INSTRUCTIONS FOR THE TASK
Copy out the listing that follows, exact in every word, and skip the images.

--

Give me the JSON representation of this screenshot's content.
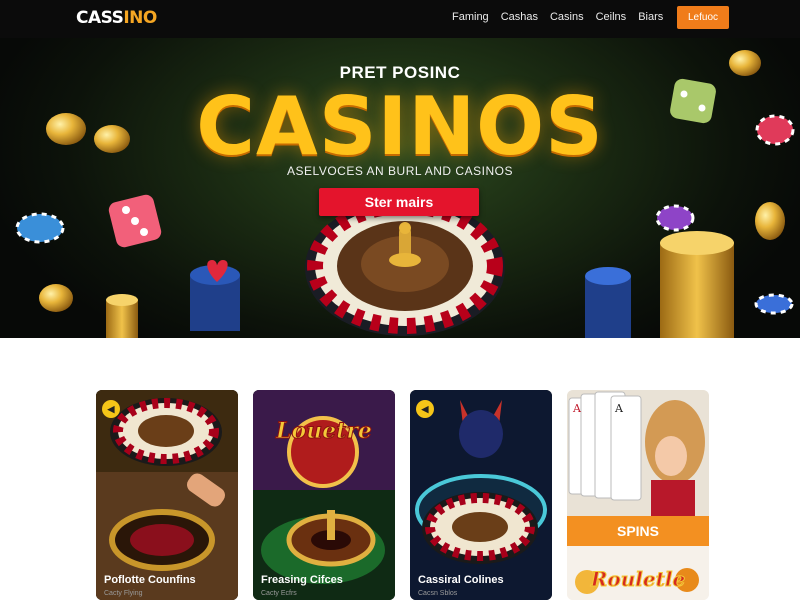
{
  "header": {
    "logo_a": "CASS",
    "logo_b": "INO",
    "nav": [
      "Faming",
      "Cashas",
      "Casins",
      "Ceilns",
      "Biars"
    ],
    "cta_label": "Lefuoc"
  },
  "hero": {
    "kicker": "PRET POSINC",
    "headline": "CASINOS",
    "subline": "ASELVOCES AN BURL AND CASINOS",
    "button_label": "Ster mairs"
  },
  "cards": [
    {
      "title": "Poflotte Counfins",
      "subtitle": "Cacty Flying",
      "badge": "◀"
    },
    {
      "title": "Freasing Cifces",
      "subtitle": "Cacty Ecfrs",
      "sign": "Louetre"
    },
    {
      "title": "Cassiral Colines",
      "subtitle": "Cacsn Sblos",
      "badge": "◀"
    },
    {
      "spins_label": "SPINS",
      "sign": "Rouletle"
    }
  ],
  "colors": {
    "accent": "#f07c1a",
    "hero_button": "#e4142c",
    "headline": "#ffc21a",
    "spins": "#f39021"
  },
  "icons": [
    "roulette-wheel-icon",
    "dice-icon",
    "chip-stack-icon",
    "coin-icon",
    "heart-icon",
    "playing-card-icon"
  ]
}
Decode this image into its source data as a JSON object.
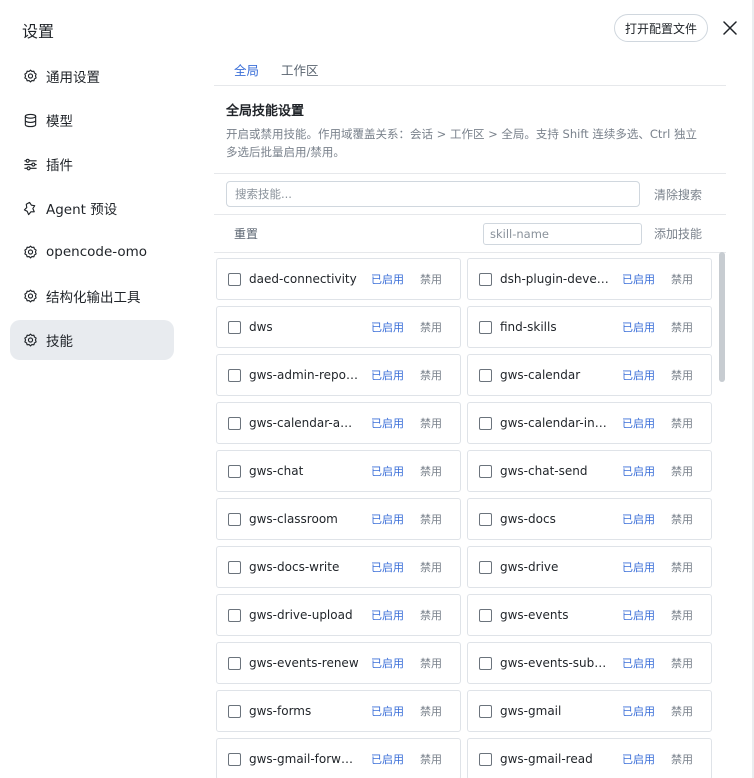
{
  "dialog": {
    "title": "设置",
    "open_config_label": "打开配置文件"
  },
  "sidebar": {
    "items": [
      {
        "label": "通用设置",
        "icon": "gear-icon"
      },
      {
        "label": "模型",
        "icon": "database-icon"
      },
      {
        "label": "插件",
        "icon": "sliders-icon"
      },
      {
        "label": "Agent 预设",
        "icon": "agent-icon"
      },
      {
        "label": "opencode-omo",
        "icon": "gear-icon"
      },
      {
        "label": "结构化输出工具",
        "icon": "gear-icon"
      },
      {
        "label": "技能",
        "icon": "gear-icon",
        "active": true
      }
    ]
  },
  "tabs": [
    {
      "label": "全局",
      "active": true
    },
    {
      "label": "工作区"
    }
  ],
  "section": {
    "title": "全局技能设置",
    "description": "开启或禁用技能。作用域覆盖关系：会话 > 工作区 > 全局。支持 Shift 连续多选、Ctrl 独立多选后批量启用/禁用。"
  },
  "search": {
    "placeholder": "搜索技能...",
    "clear_label": "清除搜索"
  },
  "actions": {
    "reset_label": "重置",
    "skill_name_placeholder": "skill-name",
    "add_label": "添加技能"
  },
  "skill_buttons": {
    "enabled": "已启用",
    "disabled": "禁用"
  },
  "skills": [
    "daed-connectivity",
    "dsh-plugin-develo...",
    "dws",
    "find-skills",
    "gws-admin-reports",
    "gws-calendar",
    "gws-calendar-age...",
    "gws-calendar-insert",
    "gws-chat",
    "gws-chat-send",
    "gws-classroom",
    "gws-docs",
    "gws-docs-write",
    "gws-drive",
    "gws-drive-upload",
    "gws-events",
    "gws-events-renew",
    "gws-events-subscr...",
    "gws-forms",
    "gws-gmail",
    "gws-gmail-forward",
    "gws-gmail-read"
  ],
  "colors": {
    "accent": "#3b6fd8",
    "muted": "#7a828c",
    "active_bg": "#e8ebef",
    "border": "#dfe3e8"
  }
}
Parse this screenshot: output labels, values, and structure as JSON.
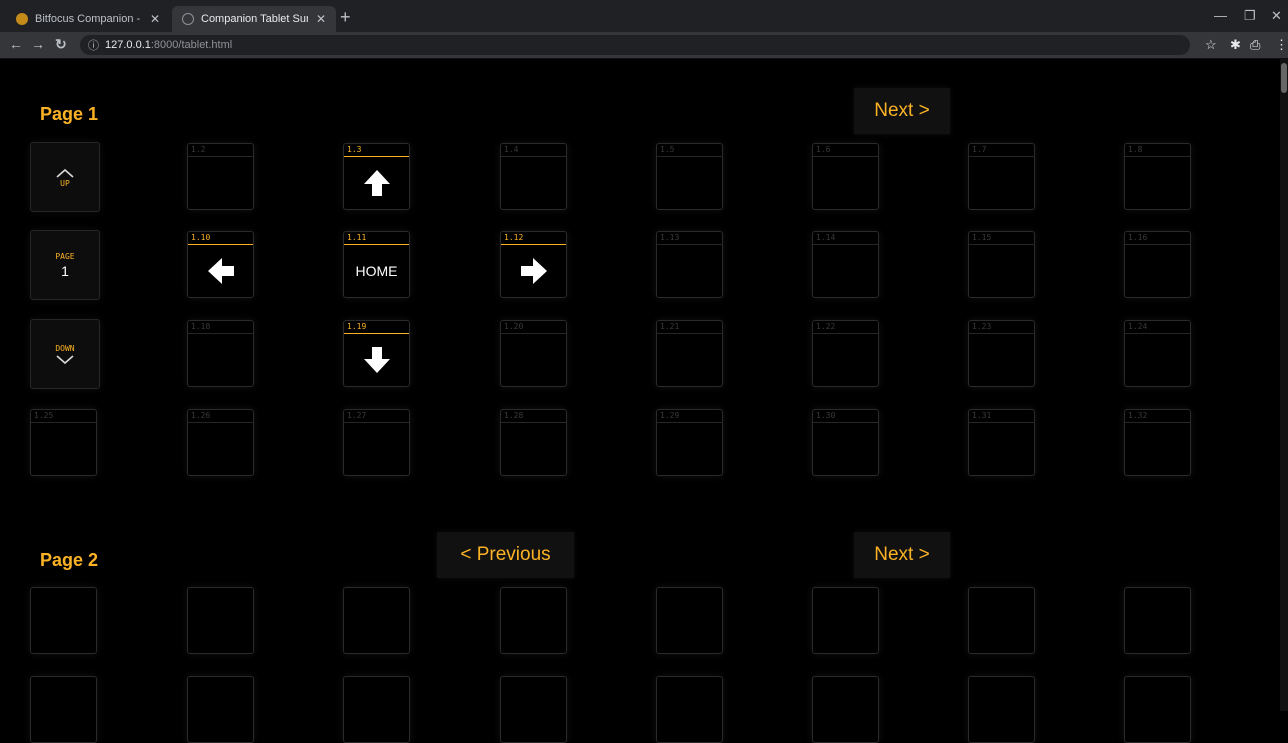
{
  "browser": {
    "tabs": [
      {
        "title": "Bitfocus Companion - Admin",
        "active": false
      },
      {
        "title": "Companion Tablet Surface",
        "active": true
      }
    ],
    "url_host": "127.0.0.1",
    "url_path": ":8000/tablet.html"
  },
  "page1": {
    "label": "Page 1",
    "next_label": "Next >",
    "controls": {
      "up_label": "UP",
      "page_label": "PAGE",
      "page_number": "1",
      "down_label": "DOWN"
    },
    "rows": [
      [
        {
          "id": "1.2"
        },
        {
          "id": "1.3",
          "icon": "arrow-up-icon"
        },
        {
          "id": "1.4"
        },
        {
          "id": "1.5"
        },
        {
          "id": "1.6"
        },
        {
          "id": "1.7"
        },
        {
          "id": "1.8"
        }
      ],
      [
        {
          "id": "1.10",
          "icon": "arrow-left-icon"
        },
        {
          "id": "1.11",
          "text": "HOME"
        },
        {
          "id": "1.12",
          "icon": "arrow-right-icon"
        },
        {
          "id": "1.13"
        },
        {
          "id": "1.14"
        },
        {
          "id": "1.15"
        },
        {
          "id": "1.16"
        }
      ],
      [
        {
          "id": "1.18"
        },
        {
          "id": "1.19",
          "icon": "arrow-down-icon"
        },
        {
          "id": "1.20"
        },
        {
          "id": "1.21"
        },
        {
          "id": "1.22"
        },
        {
          "id": "1.23"
        },
        {
          "id": "1.24"
        }
      ],
      [
        {
          "id": "1.25"
        },
        {
          "id": "1.26"
        },
        {
          "id": "1.27"
        },
        {
          "id": "1.28"
        },
        {
          "id": "1.29"
        },
        {
          "id": "1.30"
        },
        {
          "id": "1.31"
        },
        {
          "id": "1.32"
        }
      ]
    ]
  },
  "page2": {
    "label": "Page 2",
    "previous_label": "< Previous",
    "next_label": "Next >"
  },
  "colors": {
    "accent": "#fbb225",
    "background": "#000000"
  }
}
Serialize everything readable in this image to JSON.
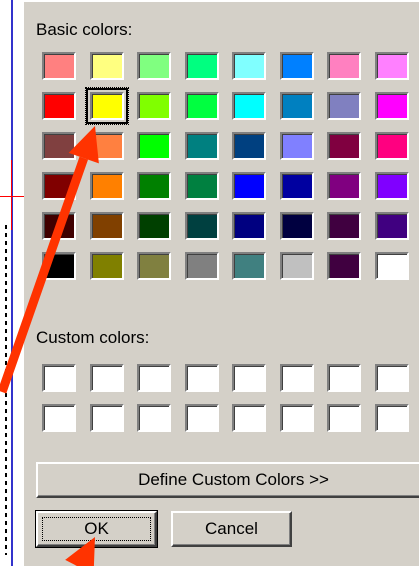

--

CORRECT ANSWER
Give me the JSON representation of this screenshot's content.
{
  "header": {
    "logo_a": "CASS",
    "logo_b": "INO",
    "nav": [
      "Faming",
      "Cashas",
      "Casins",
      "Ceilns",
      "Biars"
    ],
    "cta_label": "Lefuoc"
  },
  "hero": {
    "kicker": "PRET POSINC",
    "headline": "CASINOS",
    "subline": "ASELVOCES AN BURL AND CASINOS",
    "button_label": "Ster mairs"
  },
  "cards": [
    {
      "title": "Poflotte Counfins",
      "subtitle": "Cacty Flying",
      "badge": "◀"
    },
    {
      "title": "Freasing Cifces",
      "subtitle": "Cacty Ecfrs",
      "sign": "Louetre"
    },
    {
      "title": "Cassiral Colines",
      "subtitle": "Cacsn Sblos",
      "badge": "◀"
    },
    {
      "spins_label": "SPINS",
      "sign": "Rouletle"
    }
  ],
  "colors": {
    "accent": "#f07c1a",
    "hero_button": "#e4142c",
    "headline": "#ffc21a",
    "spins": "#f39021"
  },
  "icons": [
    "roulette-wheel-icon",
    "dice-icon",
    "chip-stack-icon",
    "coin-icon",
    "heart-icon",
    "playing-card-icon"
  ]
}
Decode this image into its source data as a JSON object.
{
  "dialog": {
    "title": "设置",
    "open_config_label": "打开配置文件"
  },
  "sidebar": {
    "items": [
      {
        "label": "通用设置",
        "icon": "gear-icon"
      },
      {
        "label": "模型",
        "icon": "database-icon"
      },
      {
        "label": "插件",
        "icon": "sliders-icon"
      },
      {
        "label": "Agent 预设",
        "icon": "agent-icon"
      },
      {
        "label": "opencode-omo",
        "icon": "gear-icon"
      },
      {
        "label": "结构化输出工具",
        "icon": "gear-icon"
      },
      {
        "label": "技能",
        "icon": "gear-icon",
        "active": true
      }
    ]
  },
  "tabs": [
    {
      "label": "全局",
      "active": true
    },
    {
      "label": "工作区"
    }
  ],
  "section": {
    "title": "全局技能设置",
    "description": "开启或禁用技能。作用域覆盖关系：会话 > 工作区 > 全局。支持 Shift 连续多选、Ctrl 独立多选后批量启用/禁用。"
  },
  "search": {
    "placeholder": "搜索技能...",
    "clear_label": "清除搜索"
  },
  "actions": {
    "reset_label": "重置",
    "skill_name_placeholder": "skill-name",
    "add_label": "添加技能"
  },
  "skill_buttons": {
    "enabled": "已启用",
    "disabled": "禁用"
  },
  "skills": [
    "daed-connectivity",
    "dsh-plugin-develo...",
    "dws",
    "find-skills",
    "gws-admin-reports",
    "gws-calendar",
    "gws-calendar-age...",
    "gws-calendar-insert",
    "gws-chat",
    "gws-chat-send",
    "gws-classroom",
    "gws-docs",
    "gws-docs-write",
    "gws-drive",
    "gws-drive-upload",
    "gws-events",
    "gws-events-renew",
    "gws-events-subscr...",
    "gws-forms",
    "gws-gmail",
    "gws-gmail-forward",
    "gws-gmail-read"
  ],
  "colors": {
    "accent": "#3b6fd8",
    "muted": "#7a828c",
    "active_bg": "#e8ebef",
    "border": "#dfe3e8"
  }
}
Parse this screenshot: output labels, values, and structure as JSON.
{
  "browser": {
    "tabs": [
      {
        "title": "Bitfocus Companion - Admin",
        "active": false
      },
      {
        "title": "Companion Tablet Surface",
        "active": true
      }
    ],
    "url_host": "127.0.0.1",
    "url_path": ":8000/tablet.html"
  },
  "page1": {
    "label": "Page 1",
    "next_label": "Next >",
    "controls": {
      "up_label": "UP",
      "page_label": "PAGE",
      "page_number": "1",
      "down_label": "DOWN"
    },
    "rows": [
      [
        {
          "id": "1.2"
        },
        {
          "id": "1.3",
          "icon": "arrow-up-icon"
        },
        {
          "id": "1.4"
        },
        {
          "id": "1.5"
        },
        {
          "id": "1.6"
        },
        {
          "id": "1.7"
        },
        {
          "id": "1.8"
        }
      ],
      [
        {
          "id": "1.10",
          "icon": "arrow-left-icon"
        },
        {
          "id": "1.11",
          "text": "HOME"
        },
        {
          "id": "1.12",
          "icon": "arrow-right-icon"
        },
        {
          "id": "1.13"
        },
        {
          "id": "1.14"
        },
        {
          "id": "1.15"
        },
        {
          "id": "1.16"
        }
      ],
      [
        {
          "id": "1.18"
        },
        {
          "id": "1.19",
          "icon": "arrow-down-icon"
        },
        {
          "id": "1.20"
        },
        {
          "id": "1.21"
        },
        {
          "id": "1.22"
        },
        {
          "id": "1.23"
        },
        {
          "id": "1.24"
        }
      ],
      [
        {
          "id": "1.25"
        },
        {
          "id": "1.26"
        },
        {
          "id": "1.27"
        },
        {
          "id": "1.28"
        },
        {
          "id": "1.29"
        },
        {
          "id": "1.30"
        },
        {
          "id": "1.31"
        },
        {
          "id": "1.32"
        }
      ]
    ]
  },
  "page2": {
    "label": "Page 2",
    "previous_label": "< Previous",
    "next_label": "Next >"
  },
  "colors": {
    "accent": "#fbb225",
    "background": "#000000"
  }
}
Serialize everything readable in this image to JSON.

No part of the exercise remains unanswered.